# 課題
1/ 「黒神話:悟空」のレビューのうち、「プレイするゲームを選ぶときに」で始まる段落を、主な事実を残して短い箇条書きに書き直してください。
2/ 「黒神話:悟空」のレビューの続きを、最後の段落の後から書いてください。

# ページ抜粋
■ ■ ■ ■ ■ ■ ■

黒神話:悟空」(遊戯科学、2024年8月20日発売)のプレイレビューです。

大国中国発の大型AAAタイトルとして話題になりました。発売から2週間で1,800万本を売り上げた、2024年ゲーム業界の目玉の一つでした(ゲーム・オブ・ザ・イヤー<GOTY>は逃しました)。

トロコン(トロフィーをコンプリート)済みで、二周しました(二周しないとトロコンできない仕様です)。

総評:中国を思う存分感じた100時間超、有意義なり

やってよかったです。大国中国の今を知る意味でも、大いに意味はありました。中国語ばかりを聞きながら100時間以上プレイしたゲームは、私にとっては今のところ、本作だけです。

プレイするゲームを選ぶときに、そのプレイすることで得られるものなどを期待して選ぶわけですが、本作に期待した「中国の今を感じる」「中国ゲームのクオリティを知る」「中国語や文化に親しむ」「西遊記にすこし詳しくなる」などの目標は達成できたと思います。ちなみに以前レビューを書いた「ゴッド・オブ・ウォー ラグナロク」をプレイする前は「北欧神話にすこし詳しくなる」という目標を達成しています。

■ ■ ■ ■ ■ ■ ■

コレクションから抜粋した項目
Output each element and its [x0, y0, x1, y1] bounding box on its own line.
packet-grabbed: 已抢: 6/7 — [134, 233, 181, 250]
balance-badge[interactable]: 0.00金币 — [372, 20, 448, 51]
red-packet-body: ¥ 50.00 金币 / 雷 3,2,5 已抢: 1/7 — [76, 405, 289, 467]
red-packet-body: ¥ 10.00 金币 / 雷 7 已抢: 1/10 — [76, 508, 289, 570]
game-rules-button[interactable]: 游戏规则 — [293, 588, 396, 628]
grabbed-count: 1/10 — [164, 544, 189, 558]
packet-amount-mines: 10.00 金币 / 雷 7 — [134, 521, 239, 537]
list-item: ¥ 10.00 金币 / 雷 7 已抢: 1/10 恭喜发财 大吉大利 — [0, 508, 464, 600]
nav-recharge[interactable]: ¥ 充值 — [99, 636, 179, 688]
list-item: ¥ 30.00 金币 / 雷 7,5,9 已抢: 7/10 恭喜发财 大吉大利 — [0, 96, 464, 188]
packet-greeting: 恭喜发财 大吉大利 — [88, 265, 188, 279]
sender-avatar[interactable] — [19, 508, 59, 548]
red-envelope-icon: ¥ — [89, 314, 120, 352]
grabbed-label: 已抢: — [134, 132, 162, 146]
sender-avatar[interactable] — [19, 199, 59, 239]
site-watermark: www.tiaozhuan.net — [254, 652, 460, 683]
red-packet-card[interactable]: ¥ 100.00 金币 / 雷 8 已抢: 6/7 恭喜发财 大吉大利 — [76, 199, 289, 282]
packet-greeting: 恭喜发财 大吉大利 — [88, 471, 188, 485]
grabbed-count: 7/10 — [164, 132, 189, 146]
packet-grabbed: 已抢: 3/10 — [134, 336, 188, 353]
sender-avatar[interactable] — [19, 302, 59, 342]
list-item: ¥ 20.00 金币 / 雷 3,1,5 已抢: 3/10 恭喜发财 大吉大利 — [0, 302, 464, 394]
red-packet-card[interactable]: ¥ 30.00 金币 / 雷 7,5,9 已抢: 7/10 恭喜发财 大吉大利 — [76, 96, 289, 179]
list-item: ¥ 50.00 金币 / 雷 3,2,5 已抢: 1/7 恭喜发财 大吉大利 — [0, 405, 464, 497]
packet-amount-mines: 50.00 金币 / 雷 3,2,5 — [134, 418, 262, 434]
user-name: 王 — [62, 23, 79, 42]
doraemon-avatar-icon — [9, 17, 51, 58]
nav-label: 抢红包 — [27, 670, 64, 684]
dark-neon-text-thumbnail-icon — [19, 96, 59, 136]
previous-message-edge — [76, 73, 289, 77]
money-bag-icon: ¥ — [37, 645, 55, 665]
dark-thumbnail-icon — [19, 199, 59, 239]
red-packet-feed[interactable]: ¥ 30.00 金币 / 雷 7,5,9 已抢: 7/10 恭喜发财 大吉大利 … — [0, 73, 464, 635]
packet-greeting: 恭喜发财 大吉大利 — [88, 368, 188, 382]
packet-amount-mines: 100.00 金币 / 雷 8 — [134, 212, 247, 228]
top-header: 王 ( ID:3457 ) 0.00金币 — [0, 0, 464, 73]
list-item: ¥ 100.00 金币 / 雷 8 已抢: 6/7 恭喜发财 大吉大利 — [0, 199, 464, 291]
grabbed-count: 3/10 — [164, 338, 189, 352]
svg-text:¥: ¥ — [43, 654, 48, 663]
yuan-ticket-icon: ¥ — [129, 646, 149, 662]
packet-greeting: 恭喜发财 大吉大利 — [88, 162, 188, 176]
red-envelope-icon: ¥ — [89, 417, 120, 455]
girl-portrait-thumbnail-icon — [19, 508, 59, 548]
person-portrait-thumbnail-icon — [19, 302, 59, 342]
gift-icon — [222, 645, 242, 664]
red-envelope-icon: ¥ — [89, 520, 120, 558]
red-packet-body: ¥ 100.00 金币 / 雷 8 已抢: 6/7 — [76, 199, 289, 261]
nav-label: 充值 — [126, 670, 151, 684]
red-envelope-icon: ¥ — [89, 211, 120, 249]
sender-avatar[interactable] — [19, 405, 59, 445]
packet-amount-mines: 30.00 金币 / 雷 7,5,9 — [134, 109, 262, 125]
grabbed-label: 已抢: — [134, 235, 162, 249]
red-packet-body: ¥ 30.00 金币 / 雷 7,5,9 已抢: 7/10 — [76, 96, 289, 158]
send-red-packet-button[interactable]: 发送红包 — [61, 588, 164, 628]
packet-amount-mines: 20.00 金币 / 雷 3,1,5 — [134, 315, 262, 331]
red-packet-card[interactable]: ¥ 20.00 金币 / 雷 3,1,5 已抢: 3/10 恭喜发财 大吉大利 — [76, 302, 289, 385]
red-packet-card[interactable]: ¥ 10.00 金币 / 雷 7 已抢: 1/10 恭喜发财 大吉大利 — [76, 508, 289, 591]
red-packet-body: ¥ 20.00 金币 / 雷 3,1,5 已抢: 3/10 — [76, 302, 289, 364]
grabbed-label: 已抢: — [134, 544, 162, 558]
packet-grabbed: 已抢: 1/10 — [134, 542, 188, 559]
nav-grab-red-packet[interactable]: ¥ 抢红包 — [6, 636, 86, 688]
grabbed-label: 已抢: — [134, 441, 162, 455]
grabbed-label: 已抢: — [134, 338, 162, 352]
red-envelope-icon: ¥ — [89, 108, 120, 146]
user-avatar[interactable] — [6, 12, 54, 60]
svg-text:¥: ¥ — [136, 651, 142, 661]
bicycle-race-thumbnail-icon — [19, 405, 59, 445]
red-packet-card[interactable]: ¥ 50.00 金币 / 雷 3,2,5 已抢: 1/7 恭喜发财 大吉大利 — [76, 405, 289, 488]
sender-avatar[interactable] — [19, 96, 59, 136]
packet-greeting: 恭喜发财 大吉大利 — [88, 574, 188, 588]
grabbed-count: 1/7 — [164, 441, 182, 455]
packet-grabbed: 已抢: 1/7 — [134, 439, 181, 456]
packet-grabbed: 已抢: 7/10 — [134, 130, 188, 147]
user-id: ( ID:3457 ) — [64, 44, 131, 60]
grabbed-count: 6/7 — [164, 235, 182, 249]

■ ■ ■ ■ ■ ■ ■

# 課題の解答
1/
- ゲームは、プレイして得られるものを期待して選ぶ。
- 本作に期待した次の目標は達成できたと思う。
  - 中国の今を感じる
  - 中国ゲームのクオリティを知る
  - 中国語や文化に親しむ
  - 西遊記にすこし詳しくなる
- 以前レビューを書いた「ゴッド・オブ・ウォー ラグナロク」では、「北欧神話にすこし詳しくなる」という目標を達成している。

2/
その他のゲームとの相対比較では、私がいままでにプレイした「ゴッド・オブ・ウォー」シリーズには及ばず、ファイナル・ファンタジーXVIよりすこし下ぐらいの評価です。FFシリーズはファミコンの頃から知っているので思い出補正が入ってますから、「黒神話:悟空」は私にとって、それなりに高い評価、印象だったという位置づけになります。古いところでは、個人的には「ベイグランドストーリー」の評価に近い気がしてます。今後、本作の続編が出れば、また評価が変わるかもしれません。

また、本作は、本作ならではという点よりも、類似作品のよいところをいろいろとかいつまんであるような印象です。その意味で、先行作品の良さをふまえた上で、アクションRPGでソウルライク系統というジャンルを意識した、実験よりも成功をしっかりと目指した作品大国中国の威信をかけて失敗できなかった作品だったと思います。GOTYは逃したものの、しっかりと合格点だったのではないでしょうか。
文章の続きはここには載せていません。